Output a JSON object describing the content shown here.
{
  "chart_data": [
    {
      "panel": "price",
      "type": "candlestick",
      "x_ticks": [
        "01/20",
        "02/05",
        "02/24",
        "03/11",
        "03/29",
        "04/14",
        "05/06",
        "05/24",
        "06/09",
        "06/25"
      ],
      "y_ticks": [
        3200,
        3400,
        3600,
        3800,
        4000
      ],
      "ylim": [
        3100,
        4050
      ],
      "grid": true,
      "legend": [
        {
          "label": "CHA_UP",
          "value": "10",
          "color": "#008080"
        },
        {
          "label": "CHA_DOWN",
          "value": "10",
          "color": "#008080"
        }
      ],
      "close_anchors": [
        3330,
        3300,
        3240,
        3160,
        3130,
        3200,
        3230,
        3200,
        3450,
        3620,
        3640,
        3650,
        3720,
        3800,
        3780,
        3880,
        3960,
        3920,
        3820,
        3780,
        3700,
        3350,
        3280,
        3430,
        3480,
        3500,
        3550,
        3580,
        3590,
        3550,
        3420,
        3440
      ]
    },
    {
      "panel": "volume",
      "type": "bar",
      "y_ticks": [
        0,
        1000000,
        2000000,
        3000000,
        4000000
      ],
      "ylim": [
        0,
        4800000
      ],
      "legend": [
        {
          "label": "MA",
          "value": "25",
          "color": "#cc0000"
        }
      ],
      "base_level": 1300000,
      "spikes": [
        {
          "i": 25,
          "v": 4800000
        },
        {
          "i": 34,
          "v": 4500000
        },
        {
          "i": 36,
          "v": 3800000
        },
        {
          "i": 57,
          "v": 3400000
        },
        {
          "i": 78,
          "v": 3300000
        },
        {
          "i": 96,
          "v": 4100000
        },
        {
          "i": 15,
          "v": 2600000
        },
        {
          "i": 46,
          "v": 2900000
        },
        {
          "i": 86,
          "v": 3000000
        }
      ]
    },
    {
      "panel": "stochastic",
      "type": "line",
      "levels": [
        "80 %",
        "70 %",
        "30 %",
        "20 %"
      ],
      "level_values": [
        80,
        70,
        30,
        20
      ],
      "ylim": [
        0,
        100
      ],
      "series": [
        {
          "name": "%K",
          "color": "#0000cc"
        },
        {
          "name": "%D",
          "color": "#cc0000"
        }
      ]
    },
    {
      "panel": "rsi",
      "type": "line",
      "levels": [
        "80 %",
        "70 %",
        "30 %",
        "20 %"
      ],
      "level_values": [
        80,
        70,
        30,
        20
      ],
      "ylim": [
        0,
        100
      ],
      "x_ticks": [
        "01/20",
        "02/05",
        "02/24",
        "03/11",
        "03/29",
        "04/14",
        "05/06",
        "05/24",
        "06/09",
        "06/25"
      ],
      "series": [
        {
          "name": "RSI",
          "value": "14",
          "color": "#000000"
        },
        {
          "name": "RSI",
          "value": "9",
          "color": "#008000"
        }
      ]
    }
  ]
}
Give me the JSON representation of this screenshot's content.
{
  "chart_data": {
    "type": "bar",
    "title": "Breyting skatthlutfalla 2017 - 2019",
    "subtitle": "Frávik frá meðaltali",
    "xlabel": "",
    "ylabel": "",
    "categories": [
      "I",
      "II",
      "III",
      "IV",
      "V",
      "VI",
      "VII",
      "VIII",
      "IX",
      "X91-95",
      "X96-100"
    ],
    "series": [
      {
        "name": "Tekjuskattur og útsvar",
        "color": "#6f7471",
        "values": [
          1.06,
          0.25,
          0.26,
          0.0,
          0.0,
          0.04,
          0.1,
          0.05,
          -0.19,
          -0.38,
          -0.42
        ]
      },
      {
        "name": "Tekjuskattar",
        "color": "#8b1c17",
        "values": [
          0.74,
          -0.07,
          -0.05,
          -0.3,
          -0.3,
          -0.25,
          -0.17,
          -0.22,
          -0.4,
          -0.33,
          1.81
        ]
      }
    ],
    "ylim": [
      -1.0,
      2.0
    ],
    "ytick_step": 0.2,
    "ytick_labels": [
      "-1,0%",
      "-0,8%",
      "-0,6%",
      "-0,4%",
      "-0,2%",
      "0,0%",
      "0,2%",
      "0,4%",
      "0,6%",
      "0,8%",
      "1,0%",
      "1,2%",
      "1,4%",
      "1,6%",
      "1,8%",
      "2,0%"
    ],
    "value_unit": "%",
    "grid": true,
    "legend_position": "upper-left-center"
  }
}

SHORT TASK:
Report how many lines of the data hold the string "content"; give only the number.

EXERCISE RESPONSE:
2